— Begin Supplied records —
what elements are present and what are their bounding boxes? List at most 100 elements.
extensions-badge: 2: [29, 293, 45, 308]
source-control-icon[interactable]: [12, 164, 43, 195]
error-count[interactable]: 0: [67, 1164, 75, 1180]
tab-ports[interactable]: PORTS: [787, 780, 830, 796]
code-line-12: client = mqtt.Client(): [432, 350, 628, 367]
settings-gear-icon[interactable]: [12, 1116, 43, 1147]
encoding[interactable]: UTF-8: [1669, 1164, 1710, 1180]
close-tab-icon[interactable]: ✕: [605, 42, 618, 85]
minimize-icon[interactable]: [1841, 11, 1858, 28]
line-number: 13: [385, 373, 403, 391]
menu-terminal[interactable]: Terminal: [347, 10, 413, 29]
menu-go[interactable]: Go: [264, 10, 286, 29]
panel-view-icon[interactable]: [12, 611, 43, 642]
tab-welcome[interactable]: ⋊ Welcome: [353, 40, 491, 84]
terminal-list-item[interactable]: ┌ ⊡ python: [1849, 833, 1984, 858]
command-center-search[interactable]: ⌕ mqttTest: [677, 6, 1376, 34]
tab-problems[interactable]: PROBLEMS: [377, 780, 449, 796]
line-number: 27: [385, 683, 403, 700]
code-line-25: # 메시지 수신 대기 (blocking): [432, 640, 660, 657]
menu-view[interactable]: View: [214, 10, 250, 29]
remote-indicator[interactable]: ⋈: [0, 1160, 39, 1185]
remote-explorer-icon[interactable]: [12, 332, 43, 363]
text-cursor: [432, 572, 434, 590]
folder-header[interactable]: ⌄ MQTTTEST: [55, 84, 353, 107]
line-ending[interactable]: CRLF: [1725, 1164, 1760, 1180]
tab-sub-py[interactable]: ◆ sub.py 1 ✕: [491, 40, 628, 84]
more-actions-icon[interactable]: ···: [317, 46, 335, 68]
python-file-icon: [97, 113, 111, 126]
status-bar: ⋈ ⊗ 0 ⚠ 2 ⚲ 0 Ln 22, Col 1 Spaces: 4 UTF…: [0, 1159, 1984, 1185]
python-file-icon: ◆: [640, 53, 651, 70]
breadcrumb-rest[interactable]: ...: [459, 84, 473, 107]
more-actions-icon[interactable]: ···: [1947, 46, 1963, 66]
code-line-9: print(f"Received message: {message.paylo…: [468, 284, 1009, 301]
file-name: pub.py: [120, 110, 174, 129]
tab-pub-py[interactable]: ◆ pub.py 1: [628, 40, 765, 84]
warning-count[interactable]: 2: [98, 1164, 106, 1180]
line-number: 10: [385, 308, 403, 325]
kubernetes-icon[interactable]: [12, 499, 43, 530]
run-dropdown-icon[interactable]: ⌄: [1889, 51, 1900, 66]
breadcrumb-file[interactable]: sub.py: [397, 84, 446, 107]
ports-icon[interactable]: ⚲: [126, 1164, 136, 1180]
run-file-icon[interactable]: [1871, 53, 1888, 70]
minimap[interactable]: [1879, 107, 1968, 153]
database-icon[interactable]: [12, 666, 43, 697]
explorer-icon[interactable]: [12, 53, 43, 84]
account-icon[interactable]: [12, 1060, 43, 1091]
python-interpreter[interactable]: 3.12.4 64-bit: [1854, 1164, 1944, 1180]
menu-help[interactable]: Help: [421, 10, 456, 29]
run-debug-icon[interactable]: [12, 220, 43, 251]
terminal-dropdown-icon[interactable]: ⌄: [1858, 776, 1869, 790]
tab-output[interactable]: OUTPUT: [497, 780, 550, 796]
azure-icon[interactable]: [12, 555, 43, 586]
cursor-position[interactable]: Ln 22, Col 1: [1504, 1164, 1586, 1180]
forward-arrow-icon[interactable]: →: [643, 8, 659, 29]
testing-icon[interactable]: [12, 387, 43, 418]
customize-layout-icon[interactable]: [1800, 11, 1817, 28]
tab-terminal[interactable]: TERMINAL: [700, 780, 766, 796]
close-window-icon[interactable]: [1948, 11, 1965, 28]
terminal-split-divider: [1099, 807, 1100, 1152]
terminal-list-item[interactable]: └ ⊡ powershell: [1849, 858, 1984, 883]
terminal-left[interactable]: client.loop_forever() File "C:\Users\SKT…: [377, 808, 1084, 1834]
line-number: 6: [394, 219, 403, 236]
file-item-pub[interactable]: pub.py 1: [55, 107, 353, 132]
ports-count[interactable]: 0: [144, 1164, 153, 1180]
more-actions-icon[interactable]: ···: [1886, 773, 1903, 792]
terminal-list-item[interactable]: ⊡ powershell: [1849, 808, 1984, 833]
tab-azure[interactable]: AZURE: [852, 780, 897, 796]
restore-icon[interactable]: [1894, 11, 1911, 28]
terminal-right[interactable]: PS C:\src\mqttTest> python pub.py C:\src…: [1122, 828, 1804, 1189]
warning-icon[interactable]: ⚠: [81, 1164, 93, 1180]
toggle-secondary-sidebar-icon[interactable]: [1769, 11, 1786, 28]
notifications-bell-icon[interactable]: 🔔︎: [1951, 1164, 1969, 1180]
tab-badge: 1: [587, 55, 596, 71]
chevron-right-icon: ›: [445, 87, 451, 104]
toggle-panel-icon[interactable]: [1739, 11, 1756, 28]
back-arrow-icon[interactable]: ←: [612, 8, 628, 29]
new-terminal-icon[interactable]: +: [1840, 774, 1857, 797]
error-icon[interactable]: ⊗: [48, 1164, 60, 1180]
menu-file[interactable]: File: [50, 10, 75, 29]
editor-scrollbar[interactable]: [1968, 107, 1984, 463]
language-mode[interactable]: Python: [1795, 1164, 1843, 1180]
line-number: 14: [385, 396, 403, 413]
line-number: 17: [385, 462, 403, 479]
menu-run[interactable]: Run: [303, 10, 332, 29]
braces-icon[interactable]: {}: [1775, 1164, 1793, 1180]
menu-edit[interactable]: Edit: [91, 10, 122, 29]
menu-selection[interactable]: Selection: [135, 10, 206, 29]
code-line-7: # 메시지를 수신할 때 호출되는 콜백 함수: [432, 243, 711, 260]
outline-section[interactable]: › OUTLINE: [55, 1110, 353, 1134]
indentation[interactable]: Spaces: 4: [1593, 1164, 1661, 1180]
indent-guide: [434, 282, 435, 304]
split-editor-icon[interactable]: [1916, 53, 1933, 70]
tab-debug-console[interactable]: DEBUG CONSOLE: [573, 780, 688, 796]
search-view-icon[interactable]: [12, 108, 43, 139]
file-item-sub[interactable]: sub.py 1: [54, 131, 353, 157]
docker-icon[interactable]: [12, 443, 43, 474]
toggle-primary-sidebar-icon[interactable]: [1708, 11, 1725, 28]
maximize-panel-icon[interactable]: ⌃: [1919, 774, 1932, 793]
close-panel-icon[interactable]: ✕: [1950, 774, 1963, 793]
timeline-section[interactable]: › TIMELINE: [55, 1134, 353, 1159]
— End Supplied records —
* _What this task involves_: Convert each line of the records above into a Markdown table with the columns Row and Line. Number the rows in order and leave out blank lines.

* _Solution_:
| Row | Line |
|---|---|
| 1 | what elements are present and what are their bounding boxes? List at most 100 elements. |
| 2 | extensions-badge: 2: [29, 293, 45, 308] |
| 3 | source-control-icon[interactable]: [12, 164, 43, 195] |
| 4 | error-count[interactable]: 0: [67, 1164, 75, 1180] |
| 5 | tab-ports[interactable]: PORTS: [787, 780, 830, 796] |
| 6 | code-line-12: client = mqtt.Client(): [432, 350, 628, 367] |
| 7 | settings-gear-icon[interactable]: [12, 1116, 43, 1147] |
| 8 | encoding[interactable]: UTF-8: [1669, 1164, 1710, 1180] |
| 9 | close-tab-icon[interactable]: ✕: [605, 42, 618, 85] |
| 10 | minimize-icon[interactable]: [1841, 11, 1858, 28] |
| 11 | line-number: 13: [385, 373, 403, 391] |
| 12 | menu-terminal[interactable]: Terminal: [347, 10, 413, 29] |
| 13 | menu-go[interactable]: Go: [264, 10, 286, 29] |
| 14 | panel-view-icon[interactable]: [12, 611, 43, 642] |
| 15 | tab-welcome[interactable]: ⋊ Welcome: [353, 40, 491, 84] |
| 16 | terminal-list-item[interactable]: ┌ ⊡ python: [1849, 833, 1984, 858] |
| 17 | command-center-search[interactable]: ⌕ mqttTest: [677, 6, 1376, 34] |
| 18 | tab-problems[interactable]: PROBLEMS: [377, 780, 449, 796] |
| 19 | line-number: 27: [385, 683, 403, 700] |
| 20 | code-line-25: # 메시지 수신 대기 (blocking): [432, 640, 660, 657] |
| 21 | menu-view[interactable]: View: [214, 10, 250, 29] |
| 22 | remote-indicator[interactable]: ⋈: [0, 1160, 39, 1185] |
| 23 | remote-explorer-icon[interactable]: [12, 332, 43, 363] |
| 24 | text-cursor: [432, 572, 434, 590] |
| 25 | folder-header[interactable]: ⌄ MQTTTEST: [55, 84, 353, 107] |
| 26 | line-ending[interactable]: CRLF: [1725, 1164, 1760, 1180] |
| 27 | tab-sub-py[interactable]: ◆ sub.py 1 ✕: [491, 40, 628, 84] |
| 28 | more-actions-icon[interactable]: ···: [317, 46, 335, 68] |
| 29 | python-file-icon: [97, 113, 111, 126] |
| 30 | status-bar: ⋈ ⊗ 0 ⚠ 2 ⚲ 0 Ln 22, Col 1 Spaces: 4 UTF…: [0, 1159, 1984, 1185] |
| 31 | python-file-icon: ◆: [640, 53, 651, 70] |
| 32 | breadcrumb-rest[interactable]: ...: [459, 84, 473, 107] |
| 33 | more-actions-icon[interactable]: ···: [1947, 46, 1963, 66] |
| 34 | code-line-9: print(f"Received message: {message.paylo…: [468, 284, 1009, 301] |
| 35 | file-name: pub.py: [120, 110, 174, 129] |
| 36 | tab-pub-py[interactable]: ◆ pub.py 1: [628, 40, 765, 84] |
| 37 | warning-count[interactable]: 2: [98, 1164, 106, 1180] |
| 38 | line-number: 10: [385, 308, 403, 325] |
| 39 | kubernetes-icon[interactable]: [12, 499, 43, 530] |
| 40 | run-dropdown-icon[interactable]: ⌄: [1889, 51, 1900, 66] |
| 41 | breadcrumb-file[interactable]: sub.py: [397, 84, 446, 107] |
| 42 | ports-icon[interactable]: ⚲: [126, 1164, 136, 1180] |
| 43 | run-file-icon[interactable]: [1871, 53, 1888, 70] |
| 44 | minimap[interactable]: [1879, 107, 1968, 153] |
| 45 | database-icon[interactable]: [12, 666, 43, 697] |
| 46 | explorer-icon[interactable]: [12, 53, 43, 84] |
| 47 | account-icon[interactable]: [12, 1060, 43, 1091] |
| 48 | python-interpreter[interactable]: 3.12.4 64-bit: [1854, 1164, 1944, 1180] |
| 49 | menu-help[interactable]: Help: [421, 10, 456, 29] |
| 50 | run-debug-icon[interactable]: [12, 220, 43, 251] |
| 51 | terminal-dropdown-icon[interactable]: ⌄: [1858, 776, 1869, 790] |
| 52 | tab-output[interactable]: OUTPUT: [497, 780, 550, 796] |
| 53 | azure-icon[interactable]: [12, 555, 43, 586] |
| 54 | cursor-position[interactable]: Ln 22, Col 1: [1504, 1164, 1586, 1180] |
| 55 | forward-arrow-icon[interactable]: →: [643, 8, 659, 29] |
| 56 | testing-icon[interactable]: [12, 387, 43, 418] |
| 57 | customize-layout-icon[interactable]: [1800, 11, 1817, 28] |
| 58 | tab-terminal[interactable]: TERMINAL: [700, 780, 766, 796] |
| 59 | close-window-icon[interactable]: [1948, 11, 1965, 28] |
| 60 | terminal-split-divider: [1099, 807, 1100, 1152] |
| 61 | terminal-list-item[interactable]: └ ⊡ powershell: [1849, 858, 1984, 883] |
| 62 | terminal-left[interactable]: client.loop_forever() File "C:\Users\SKT…: [377, 808, 1084, 1834] |
| 63 | line-number: 6: [394, 219, 403, 236] |
| 64 | file-item-pub[interactable]: pub.py 1: [55, 107, 353, 132] |
| 65 | ports-count[interactable]: 0: [144, 1164, 153, 1180] |
| 66 | more-actions-icon[interactable]: ···: [1886, 773, 1903, 792] |
| 67 | terminal-list-item[interactable]: ⊡ powershell: [1849, 808, 1984, 833] |
| 68 | tab-azure[interactable]: AZURE: [852, 780, 897, 796] |
| 69 | restore-icon[interactable]: [1894, 11, 1911, 28] |
| 70 | terminal-right[interactable]: PS C:\src\mqttTest> python pub.py C:\src…: [1122, 828, 1804, 1189] |
| 71 | warning-icon[interactable]: ⚠: [81, 1164, 93, 1180] |
| 72 | toggle-secondary-sidebar-icon[interactable]: [1769, 11, 1786, 28] |
| 73 | notifications-bell-icon[interactable]: 🔔︎: [1951, 1164, 1969, 1180] |
| 74 | tab-badge: 1: [587, 55, 596, 71] |
| 75 | chevron-right-icon: ›: [445, 87, 451, 104] |
| 76 | toggle-panel-icon[interactable]: [1739, 11, 1756, 28] |
| 77 | back-arrow-icon[interactable]: ←: [612, 8, 628, 29] |
| 78 | new-terminal-icon[interactable]: +: [1840, 774, 1857, 797] |
| 79 | error-icon[interactable]: ⊗: [48, 1164, 60, 1180] |
| 80 | menu-file[interactable]: File: [50, 10, 75, 29] |
| 81 | editor-scrollbar[interactable]: [1968, 107, 1984, 463] |
| 82 | language-mode[interactable]: Python: [1795, 1164, 1843, 1180] |
| 83 | line-number: 14: [385, 396, 403, 413] |
| 84 | line-number: 17: [385, 462, 403, 479] |
| 85 | menu-run[interactable]: Run: [303, 10, 332, 29] |
| 86 | braces-icon[interactable]: {}: [1775, 1164, 1793, 1180] |
| 87 | menu-edit[interactable]: Edit: [91, 10, 122, 29] |
| 88 | menu-selection[interactable]: Selection: [135, 10, 206, 29] |
| 89 | code-line-7: # 메시지를 수신할 때 호출되는 콜백 함수: [432, 243, 711, 260] |
| 90 | outline-section[interactable]: › OUTLINE: [55, 1110, 353, 1134] |
| 91 | indentation[interactable]: Spaces: 4: [1593, 1164, 1661, 1180] |
| 92 | indent-guide: [434, 282, 435, 304] |
| 93 | split-editor-icon[interactable]: [1916, 53, 1933, 70] |
| 94 | tab-debug-console[interactable]: DEBUG CONSOLE: [573, 780, 688, 796] |
| 95 | search-view-icon[interactable]: [12, 108, 43, 139] |
| 96 | file-item-sub[interactable]: sub.py 1: [54, 131, 353, 157] |
| 97 | docker-icon[interactable]: [12, 443, 43, 474] |
| 98 | toggle-primary-sidebar-icon[interactable]: [1708, 11, 1725, 28] |
| 99 | maximize-panel-icon[interactable]: ⌃: [1919, 774, 1932, 793] |
| 100 | close-panel-icon[interactable]: ✕: [1950, 774, 1963, 793] |
| 101 | timeline-section[interactable]: › TIMELINE: [55, 1134, 353, 1159] |